Look for the word "einer" in the entries and copy each line where it appears.

** Given records follows **

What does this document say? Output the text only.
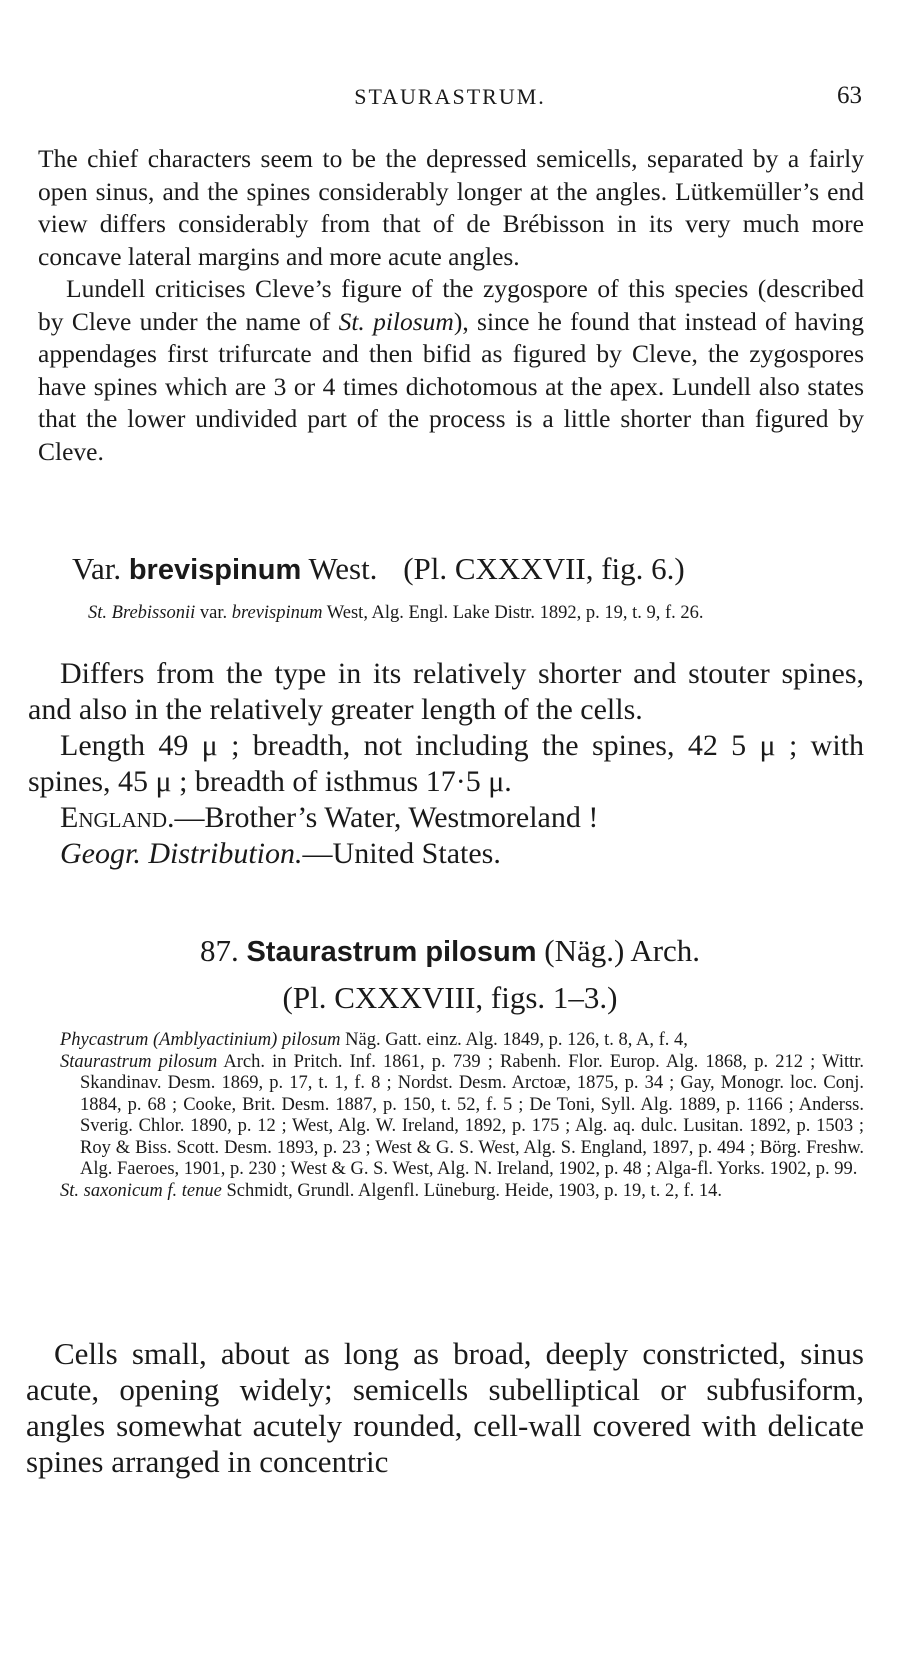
STAURASTRUM.	63

The chief characters seem to be the depressed semicells, separated by a fairly open sinus, and the spines considerably longer at the angles. Lütkemüller’s end view differs considerably from that of de Brébisson in its very much more concave lateral margins and more acute angles.

Lundell criticises Cleve’s figure of the zygospore of this species (described by Cleve under the name of St. pilosum), since he found that instead of having appendages first trifurcate and then bifid as figured by Cleve, the zygospores have spines which are 3 or 4 times dichotomous at the apex. Lundell also states that the lower undivided part of the process is a little shorter than figured by Cleve.

Var. brevispinum West. (Pl. CXXXVII, fig. 6.)
St. Brebissonii var. brevispinum West, Alg. Engl. Lake Distr. 1892, p. 19, t. 9, f. 26.

Differs from the type in its relatively shorter and stouter spines, and also in the relatively greater length of the cells.

Length 49 μ ; breadth, not including the spines, 42 5 μ ; with spines, 45 μ ; breadth of isthmus 17·5 μ.

England.—Brother’s Water, Westmoreland !

Geogr. Distribution.—United States.

87. Staurastrum pilosum (Näg.) Arch.
(Pl. CXXXVIII, figs. 1–3.)

Phycastrum (Amblyactinium) pilosum Näg. Gatt. einz. Alg. 1849, p. 126, t. 8, A, f. 4,

Staurastrum pilosum Arch. in Pritch. Inf. 1861, p. 739 ; Rabenh. Flor. Europ. Alg. 1868, p. 212 ; Wittr. Skandinav. Desm. 1869, p. 17, t. 1, f. 8 ; Nordst. Desm. Arctoæ, 1875, p. 34 ; Gay, Monogr. loc. Conj. 1884, p. 68 ; Cooke, Brit. Desm. 1887, p. 150, t. 52, f. 5 ; De Toni, Syll. Alg. 1889, p. 1166 ; Anderss. Sverig. Chlor. 1890, p. 12 ; West, Alg. W. Ireland, 1892, p. 175 ; Alg. aq. dulc. Lusitan. 1892, p. 1503 ; Roy & Biss. Scott. Desm. 1893, p. 23 ; West & G. S. West, Alg. S. England, 1897, p. 494 ; Börg. Freshw. Alg. Faeroes, 1901, p. 230 ; West & G. S. West, Alg. N. Ireland, 1902, p. 48 ; Alga-fl. Yorks. 1902, p. 99.

St. saxonicum f. tenue Schmidt, Grundl. Algenfl. Lüneburg. Heide, 1903, p. 19, t. 2, f. 14.

Cells small, about as long as broad, deeply constricted, sinus acute, opening widely; semicells subelliptical or subfusiform, angles somewhat acutely rounded, cell-wall covered with delicate spines arranged in concentric
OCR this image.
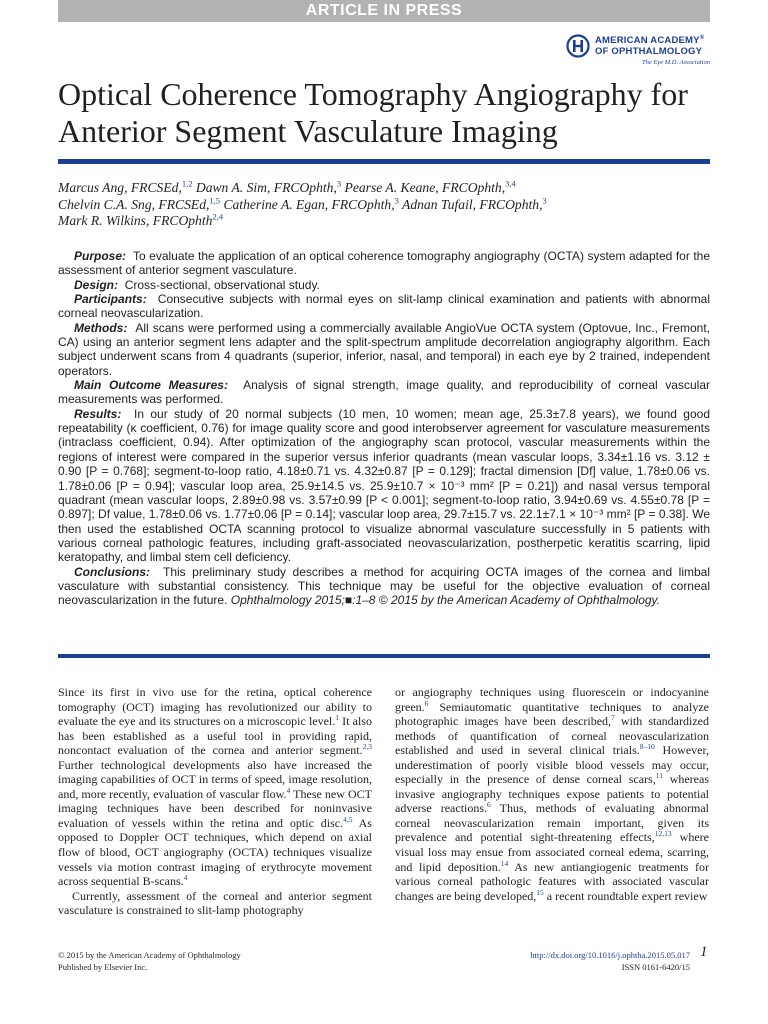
ARTICLE IN PRESS
AMERICAN ACADEMY®
OF OPHTHALMOLOGY
The Eye M.D. Association
Optical Coherence Tomography Angiography for Anterior Segment Vasculature Imaging
Marcus Ang, FRCSEd,$^{1,2}$ Dawn A. Sim, FRCOphth,$^3$ Pearse A. Keane, FRCOphth,$^{3,4}$
Chelvin C.A. Sng, FRCSEd,$^{1,5}$ Catherine A. Egan, FRCOphth,$^3$ Adnan Tufail, FRCOphth,$^3$
Mark R. Wilkins, FRCOphth$^{2,4}$

Purpose: To evaluate the application of an optical coherence tomography angiography (OCTA) system adapted for the assessment of anterior segment vasculature.

Design: Cross-sectional, observational study.

Participants: Consecutive subjects with normal eyes on slit-lamp clinical examination and patients with abnormal corneal neovascularization.

Methods: All scans were performed using a commercially available AngioVue OCTA system (Optovue, Inc., Fremont, CA) using an anterior segment lens adapter and the split-spectrum amplitude decorrelation angiography algorithm. Each subject underwent scans from 4 quadrants (superior, inferior, nasal, and temporal) in each eye by 2 trained, independent operators.

Main Outcome Measures: Analysis of signal strength, image quality, and reproducibility of corneal vascular measurements was performed.

Results: In our study of 20 normal subjects (10 men, 10 women; mean age, 25.3±7.8 years), we found good repeatability (κ coefficient, 0.76) for image quality score and good interobserver agreement for vasculature measurements (intraclass coefficient, 0.94). After optimization of the angiography scan protocol, vascular measurements within the regions of interest were compared in the superior versus inferior quadrants (mean vascular loops, 3.34±1.16 vs. 3.12 ± 0.90 [P = 0.768]; segment-to-loop ratio, 4.18±0.71 vs. 4.32±0.87 [P = 0.129]; fractal dimension [Df] value, 1.78±0.06 vs. 1.78±0.06 [P = 0.94]; vascular loop area, 25.9±14.5 vs. 25.9±10.7 × 10⁻³ mm² [P = 0.21]) and nasal versus temporal quadrant (mean vascular loops, 2.89±0.98 vs. 3.57±0.99 [P < 0.001]; segment-to-loop ratio, 3.94±0.69 vs. 4.55±0.78 [P = 0.897]; Df value, 1.78±0.06 vs. 1.77±0.06 [P = 0.14]; vascular loop area, 29.7±15.7 vs. 22.1±7.1 × 10⁻³ mm² [P = 0.38]. We then used the established OCTA scanning protocol to visualize abnormal vasculature successfully in 5 patients with various corneal pathologic features, including graft-associated neovascularization, postherpetic keratitis scarring, lipid keratopathy, and limbal stem cell deficiency.

Conclusions: This preliminary study describes a method for acquiring OCTA images of the cornea and limbal vasculature with substantial consistency. This technique may be useful for the objective evaluation of corneal neovascularization in the future. Ophthalmology 2015;■:1–8 © 2015 by the American Academy of Ophthalmology.

Since its first in vivo use for the retina, optical coherence tomography (OCT) imaging has revolutionized our ability to evaluate the eye and its structures on a microscopic level.$^1$ It also has been established as a useful tool in providing rapid, noncontact evaluation of the cornea and anterior segment.$^{2,3}$ Further technological developments also have increased the imaging capabilities of OCT in terms of speed, image resolution, and, more recently, evaluation of vascular flow.$^4$ These new OCT imaging techniques have been described for noninvasive evaluation of vessels within the retina and optic disc.$^{4,5}$ As opposed to Doppler OCT techniques, which depend on axial flow of blood, OCT angiography (OCTA) techniques visualize vessels via motion contrast imaging of erythrocyte movement across sequential B-scans.$^4$

Currently, assessment of the corneal and anterior segment vasculature is constrained to slit-lamp photography

or angiography techniques using fluorescein or indocyanine green.$^6$ Semiautomatic quantitative techniques to analyze photographic images have been described,$^7$ with standardized methods of quantification of corneal neovascularization established and used in several clinical trials.$^{8-10}$ However, underestimation of poorly visible blood vessels may occur, especially in the presence of dense corneal scars,$^{11}$ whereas invasive angiography techniques expose patients to potential adverse reactions.$^6$ Thus, methods of evaluating abnormal corneal neovascularization remain important, given its prevalence and potential sight-threatening effects,$^{12,13}$ where visual loss may ensue from associated corneal edema, scarring, and lipid deposition.$^{14}$ As new antiangiogenic treatments for various corneal pathologic features with associated vascular changes are being developed,$^{15}$ a recent roundtable expert review

© 2015 by the American Academy of Ophthalmology
Published by Elsevier Inc.
http://dx.doi.org/10.1016/j.ophtha.2015.05.017
ISSN 0161-6420/15
1
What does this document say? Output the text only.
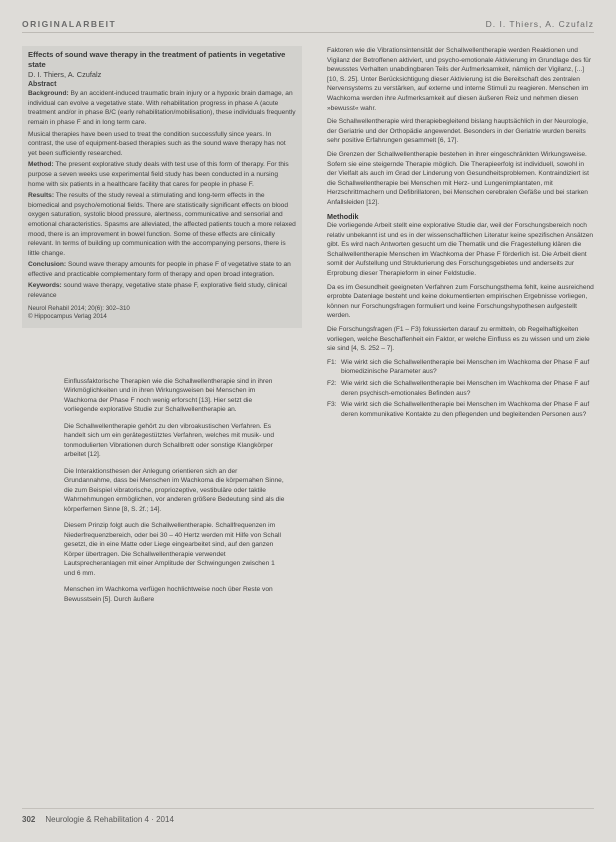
ORIGINALARBEIT	D. I. Thiers, A. Czufalz

Effects of sound wave therapy in the treatment of patients in vegetative state

D. I. Thiers, A. Czufalz

Abstract

Background: By an accident-induced traumatic brain injury or a hypoxic brain damage, an individual can evolve a vegetative state. With rehabilitation progress in phase A (acute treatment and/or in phase B/C (early rehabilitation/mobilisation), these individuals frequently remain in phase F and in long term care.

Musical therapies have been used to treat the condition successfully since years. In contrast, the use of equipment-based therapies such as the sound wave therapy has not yet been sufficiently researched.

Method: The present explorative study deals with test use of this form of therapy. For this purpose a seven weeks use experimental field study has been conducted in a nursing home with six patients in a healthcare facility that cares for people in phase F.

Results: The results of the study reveal a stimulating and long-term effects in the biomedical and psycho/emotional fields. There are statistically significant effects on blood oxygen saturation, systolic blood pressure, alertness, communicative and sensorial and emotional characteristics. Spasms are alleviated, the affected patients touch a more relaxed mood, there is an improvement in bowel function. Some of these effects are clinically relevant. In terms of building up communication with the accompanying persons, there is little change.

Conclusion: Sound wave therapy amounts for people in phase F of vegetative state to an effective and practicable complementary form of therapy and open broad integration.

Keywords: sound wave therapy, vegetative state phase F, explorative field study, clinical relevance

Neurol Rehabil 2014; 20(6): 302–310

© Hippocampus Verlag 2014

Einflussfaktorische Therapien wie die Schallwellentherapie sind in ihren Wirkmöglichkeiten und in ihren Wirkungsweisen bei Menschen im Wachkoma der Phase F noch wenig erforscht [13]. Hier setzt die vorliegende explorative Studie zur Schallwellentherapie an.

Die Schallwellentherapie gehört zu den vibroakustischen Verfahren. Es handelt sich um ein gerätegestütztes Verfahren, welches mit musik- und tonmodulierten Vibrationen durch Schallbrett oder sonstige Klangkörper arbeitet [12].

Die Interaktionsthesen der Anlegung orientieren sich an der Grundannahme, dass bei Menschen im Wachkoma die körpernahen Sinne, die zum Beispiel vibratorische, propriozeptive, vestibuläre oder taktile Wahrnehmungen ermöglichen, vor anderen größere Bedeutung sind als die körperfernen Sinne [8, S. 2f.; 14].

Diesem Prinzip folgt auch die Schallwellentherapie. Schallfrequenzen im Niederfrequenzbereich, oder bei 30 – 40 Hertz werden mit Hilfe von Schall gesetzt, die in eine Matte oder Liege eingearbeitet sind, auf den ganzen Körper übertragen. Die Schallwellentherapie verwendet Lautsprecheranlagen mit einer Amplitude der Schwingungen zwischen 1 und 6 mm.

Menschen im Wachkoma verfügen hochlichtweise noch über Reste von Bewusstsein [5]. Durch äußere

Faktoren wie die Vibrationsintensität der Schallwellentherapie werden Reaktionen und Vigilanz der Betroffenen aktiviert, und psycho-emotionale Aktivierung im Grundlage des für bewusstes Verhalten unabdingbaren Teils der Aufmerksamkeit, nämlich der Vigilanz, [...] [10, S. 25]. Unter Berücksichtigung dieser Aktivierung ist die Bereitschaft des zentralen Nervensystems zu verstärken, auf externe und interne Stimuli zu reagieren. Menschen im Wachkoma werden ihre Aufmerksamkeit auf diesen äußeren Reiz und nehmen diesen »bewusst« wahr.

Die Schallwellentherapie wird therapiebegleitend bislang hauptsächlich in der Neurologie, der Geriatrie und der Orthopädie angewendet. Besonders in der Geriatrie wurden bereits sehr positive Erfahrungen gesammelt [6, 17].

Die Grenzen der Schallwellentherapie bestehen in ihrer eingeschränkten Wirkungsweise. Sofern sie eine steigernde Therapie möglich. Die Therapieerfolg ist individuell, sowohl in der Vielfalt als auch im Grad der Linderung von Gesundheitsproblemen. Kontraindiziert ist die Schallwellentherapie bei Menschen mit Herz- und Lungenimplantaten, mit Herzschrittmachern und Defibrillatoren, bei Menschen cerebralen Gefäße und bei starken Anfallsleiden [12].

Methodik

Die vorliegende Arbeit stellt eine explorative Studie dar, weil der Forschungsbereich noch relativ unbekannt ist und es in der wissenschaftlichen Literatur keine spezifischen Ansätzen gibt. Es wird nach Antworten gesucht um die Thematik und die Fragestellung klären die Schallwellentherapie Menschen im Wachkoma der Phase F förderlich ist. Die Arbeit dient somit der Aufstellung und Strukturierung des Forschungsgebietes und anderseits zur Erprobung dieser Therapieform in einer Feldstudie.

Da es im Gesundheit geeigneten Verfahren zum Forschungsthema fehlt, keine ausreichend erprobte Datenlage besteht und keine dokumentierten empirischen Ergebnisse vorliegen, können nur Forschungsfragen formuliert und keine Forschungshypothesen aufgestellt werden.

Die Forschungsfragen (F1 – F3) fokussierten darauf zu ermitteln, ob Regelhaftigkeiten vorliegen, welche Beschaffenheit ein Faktor, er welche Einfluss es zu wissen und um ziele sie sind [4, S. 252 – 7].

F1: Wie wirkt sich die Schallwellentherapie bei Menschen im Wachkoma der Phase F auf biomedizinische Parameter aus?
F2: Wie wirkt sich die Schallwellentherapie bei Menschen im Wachkoma der Phase F auf deren psychisch-emotionales Befinden aus?
F3: Wie wirkt sich die Schallwellentherapie bei Menschen im Wachkoma der Phase F auf deren kommunikative Kontakte zu den pflegenden und begleitenden Personen aus?
302 Neurologie & Rehabilitation 4 · 2014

** End of Given records **

**Response to this exercise**
Diesem Prinzip folgt auch die Schallwellentherapie. Schallfrequenzen im Niederfrequenzbereich, oder bei 30 – 40 Hertz werden mit Hilfe von Schall gesetzt, die in eine Matte oder Liege eingearbeitet sind, auf den ganzen Körper übertragen. Die Schallwellentherapie verwendet Lautsprecheranlagen mit einer Amplitude der Schwingungen zwischen 1 und 6 mm.
Die vorliegende Arbeit stellt eine explorative Studie dar, weil der Forschungsbereich noch relativ unbekannt ist und es in der wissenschaftlichen Literatur keine spezifischen Ansätzen gibt. Es wird nach Antworten gesucht um die Thematik und die Fragestellung klären die Schallwellentherapie Menschen im Wachkoma der Phase F förderlich ist. Die Arbeit dient somit der Aufstellung und Strukturierung des Forschungsgebietes und anderseits zur Erprobung dieser Therapieform in einer Feldstudie.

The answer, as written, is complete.